- [What the task requires] Here are some records; copy every line that holds the word "erschlossen".
################
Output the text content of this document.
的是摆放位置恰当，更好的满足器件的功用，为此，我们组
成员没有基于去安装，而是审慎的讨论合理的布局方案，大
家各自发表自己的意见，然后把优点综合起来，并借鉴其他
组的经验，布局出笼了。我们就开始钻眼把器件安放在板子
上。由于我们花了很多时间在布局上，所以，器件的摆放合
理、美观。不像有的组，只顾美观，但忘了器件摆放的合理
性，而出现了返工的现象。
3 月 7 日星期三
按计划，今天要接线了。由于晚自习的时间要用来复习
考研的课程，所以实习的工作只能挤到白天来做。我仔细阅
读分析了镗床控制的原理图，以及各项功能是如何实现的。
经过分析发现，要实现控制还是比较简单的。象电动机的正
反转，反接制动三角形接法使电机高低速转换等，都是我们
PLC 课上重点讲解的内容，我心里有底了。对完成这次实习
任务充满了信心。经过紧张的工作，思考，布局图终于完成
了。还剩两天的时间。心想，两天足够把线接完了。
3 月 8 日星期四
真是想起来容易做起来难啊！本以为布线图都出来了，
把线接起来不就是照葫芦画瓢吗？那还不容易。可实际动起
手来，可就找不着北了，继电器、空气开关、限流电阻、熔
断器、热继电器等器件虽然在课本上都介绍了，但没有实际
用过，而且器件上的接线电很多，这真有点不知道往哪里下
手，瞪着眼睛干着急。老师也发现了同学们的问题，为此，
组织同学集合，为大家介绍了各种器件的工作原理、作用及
################
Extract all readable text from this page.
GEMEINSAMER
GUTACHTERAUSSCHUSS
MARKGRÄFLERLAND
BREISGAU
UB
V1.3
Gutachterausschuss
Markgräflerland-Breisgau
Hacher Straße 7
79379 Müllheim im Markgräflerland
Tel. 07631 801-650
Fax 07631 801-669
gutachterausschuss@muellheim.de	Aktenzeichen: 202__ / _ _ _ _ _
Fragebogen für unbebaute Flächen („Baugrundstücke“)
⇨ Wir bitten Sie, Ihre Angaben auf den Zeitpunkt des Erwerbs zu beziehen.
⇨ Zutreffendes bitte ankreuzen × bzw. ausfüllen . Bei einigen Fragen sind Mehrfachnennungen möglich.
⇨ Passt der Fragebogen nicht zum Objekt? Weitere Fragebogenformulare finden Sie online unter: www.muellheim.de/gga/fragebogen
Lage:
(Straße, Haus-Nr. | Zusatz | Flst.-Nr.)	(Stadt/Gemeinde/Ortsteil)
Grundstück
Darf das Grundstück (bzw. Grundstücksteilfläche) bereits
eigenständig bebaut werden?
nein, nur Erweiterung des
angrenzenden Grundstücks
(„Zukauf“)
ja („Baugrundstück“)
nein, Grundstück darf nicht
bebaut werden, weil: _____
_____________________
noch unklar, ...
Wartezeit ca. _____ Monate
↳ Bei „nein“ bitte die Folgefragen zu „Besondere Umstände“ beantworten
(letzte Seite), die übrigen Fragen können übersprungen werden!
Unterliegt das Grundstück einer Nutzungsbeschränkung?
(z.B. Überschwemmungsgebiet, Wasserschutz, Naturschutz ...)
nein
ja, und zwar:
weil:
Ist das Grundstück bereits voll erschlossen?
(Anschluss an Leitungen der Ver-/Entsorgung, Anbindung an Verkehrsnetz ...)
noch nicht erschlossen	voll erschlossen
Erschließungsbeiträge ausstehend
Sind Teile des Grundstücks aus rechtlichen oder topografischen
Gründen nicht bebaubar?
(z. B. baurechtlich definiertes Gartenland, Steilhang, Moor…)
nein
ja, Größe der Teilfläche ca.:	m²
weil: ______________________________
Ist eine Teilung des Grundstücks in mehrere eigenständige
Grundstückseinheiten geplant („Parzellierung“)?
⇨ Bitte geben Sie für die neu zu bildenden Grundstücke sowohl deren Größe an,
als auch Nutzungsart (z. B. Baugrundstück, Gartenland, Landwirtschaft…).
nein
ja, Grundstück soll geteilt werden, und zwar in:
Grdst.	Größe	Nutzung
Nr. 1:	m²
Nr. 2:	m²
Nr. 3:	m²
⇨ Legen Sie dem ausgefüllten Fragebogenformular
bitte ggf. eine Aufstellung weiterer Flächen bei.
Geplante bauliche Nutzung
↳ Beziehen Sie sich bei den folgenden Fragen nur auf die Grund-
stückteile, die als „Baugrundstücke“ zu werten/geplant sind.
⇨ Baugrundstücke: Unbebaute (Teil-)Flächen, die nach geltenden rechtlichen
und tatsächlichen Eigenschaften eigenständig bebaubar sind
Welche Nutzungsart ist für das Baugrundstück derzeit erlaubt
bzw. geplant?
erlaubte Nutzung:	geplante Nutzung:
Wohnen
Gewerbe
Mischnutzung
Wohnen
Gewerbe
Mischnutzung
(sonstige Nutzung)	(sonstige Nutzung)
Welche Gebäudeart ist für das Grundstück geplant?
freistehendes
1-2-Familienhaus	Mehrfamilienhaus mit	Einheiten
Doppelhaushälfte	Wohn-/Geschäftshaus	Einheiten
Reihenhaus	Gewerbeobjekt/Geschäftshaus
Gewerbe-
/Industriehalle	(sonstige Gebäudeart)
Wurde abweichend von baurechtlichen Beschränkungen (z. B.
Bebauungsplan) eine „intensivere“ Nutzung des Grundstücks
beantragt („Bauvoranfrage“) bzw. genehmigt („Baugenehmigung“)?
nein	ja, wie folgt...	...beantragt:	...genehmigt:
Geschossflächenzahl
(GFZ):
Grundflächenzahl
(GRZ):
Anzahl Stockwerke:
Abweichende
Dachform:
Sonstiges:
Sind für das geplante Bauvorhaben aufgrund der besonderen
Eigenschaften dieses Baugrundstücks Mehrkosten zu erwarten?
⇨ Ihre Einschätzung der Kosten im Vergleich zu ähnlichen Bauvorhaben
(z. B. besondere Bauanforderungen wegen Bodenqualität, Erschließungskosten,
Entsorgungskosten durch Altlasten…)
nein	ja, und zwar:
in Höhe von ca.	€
################
- [Task output]
Ist das Grundstück bereits voll erschlossen?
noch nicht erschlossen	voll erschlossen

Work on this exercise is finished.